==== TEXTE À LIRE ====

On dit que l’ennemi est en route en partie sur Bourges, et que de l’autre côté il bombarde Blois. Les Prussiens paraissent vouloir descendre la Loire jusqu’à Nevers, traverser le centre pour se reformer à Poitiers, c’est-à-dire envahir une nouvelle zone entre le midi et Paris. Nous devons avoir eu encore une grosse défaite entre Vierzon et Issoudun ; on n’en parle pas, mais il y a tant de fuyards et dans un tel état d’indiscipline qu’on suppose un nouveau malheur. Nous sommes sans journaux et sans dépêches ; le gouvernement est en voyage. Ce soir, un journal nous arrive de Bordeaux ; il ne nous parle que de l’installation de ces messieurs.

15.

====

### [LISTE DES TÂCHES]
[a] Mettez en anglais cette phrase du récit sur l'avancée des Prussiens : « Nous sommes sans journaux et sans dépêches ; le gouvernement est en voyage. »
[b] Poursuivez le récit sur l'avancée des Prussiens à partir de sa dernière phrase.

==== EXTRAIT DES DONNÉES ====

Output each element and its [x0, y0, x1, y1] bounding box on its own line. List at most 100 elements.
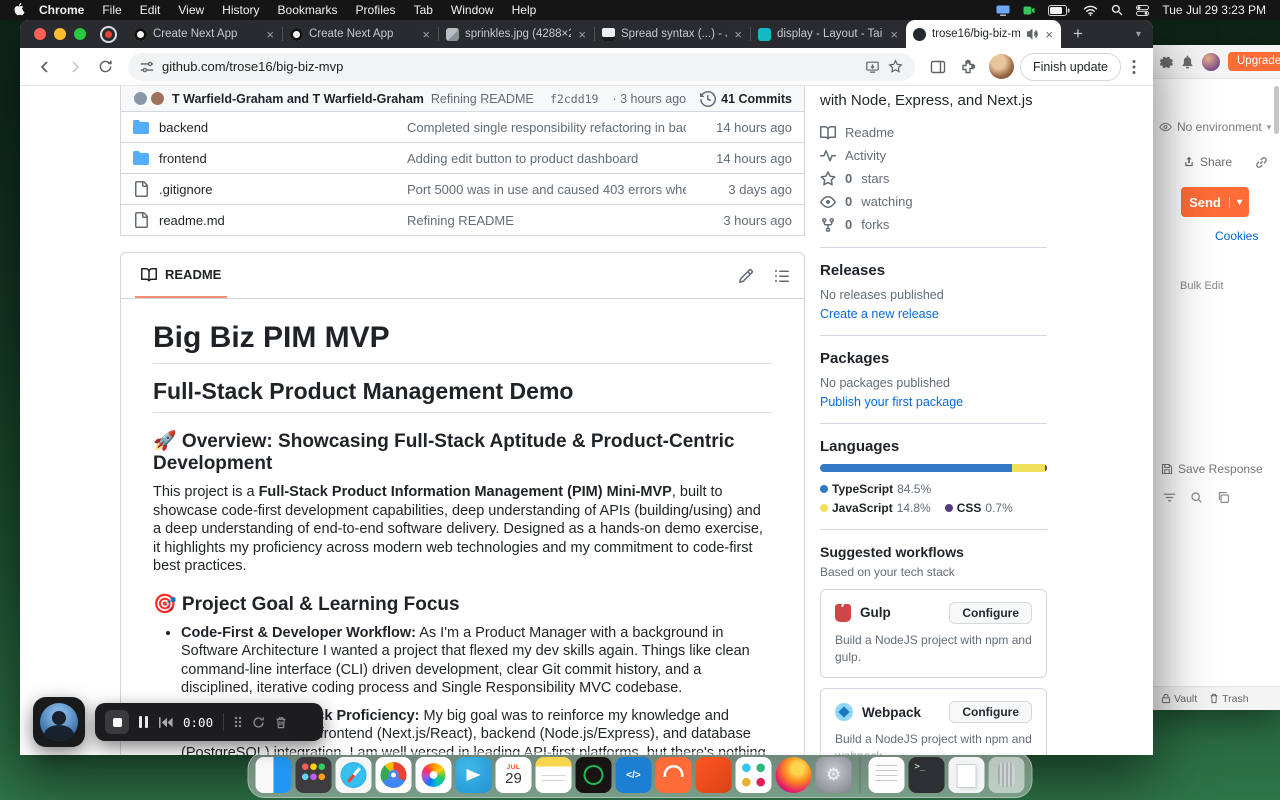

====

### [RÉSULTATS DES TÂCHES]
[a] We have no newspapers and no dispatches; the government is traveling.

[b]
Nous aurions repris Vierzon ; mais qu’en sait-on ? De Blois, on ne sait rien. Le général Chanzy donne encore de l’espérance. Il paraît être résolu, bien armé et avoir de bonnes troupes. Bourbaki serait à Bourges, occupé à rallier les fuyards du corps d’armée du centre de la Loire. On dit qu’ils ont tellement ravagé la campagne qu’il ne reste plus un arbre autour de Bourges. C’était un riche pays maraîcher ; espaliers et légumes seraient rasés comme par le feu. On annonce ce soir que Bourbaki est reparti avec cette armée reformée à la hâte et sans résistance. Ils veulent bien se battre, ces pauvres troupiers, ils veulent surtout se battre. Ce qu’ils ne supportent pas, ce que les Prussiens les plus soumis ne supporteraient pas mieux, c’est la famine, la misère, la cruauté du régime qu’on leur impose. — Au lieu de se rapprocher de Paris, Bourbaki aurait l’intention d’aller couper la retraite aux Prussiens vers la frontière. Seraient-ils en retraite ? Et on nous le cacherait ! Il y a dans l’atroce drame qui se joue l’élément burlesque obligé.

Passage de M. Cathelineau à Châteauroux à la tête d’un beau corps de francs-tireurs qui disent leurs prières devant les populations, bien qu’ils ne soient ni Vendéens ni Bretons, et qu’ils ne se soient pas encore battus.

16.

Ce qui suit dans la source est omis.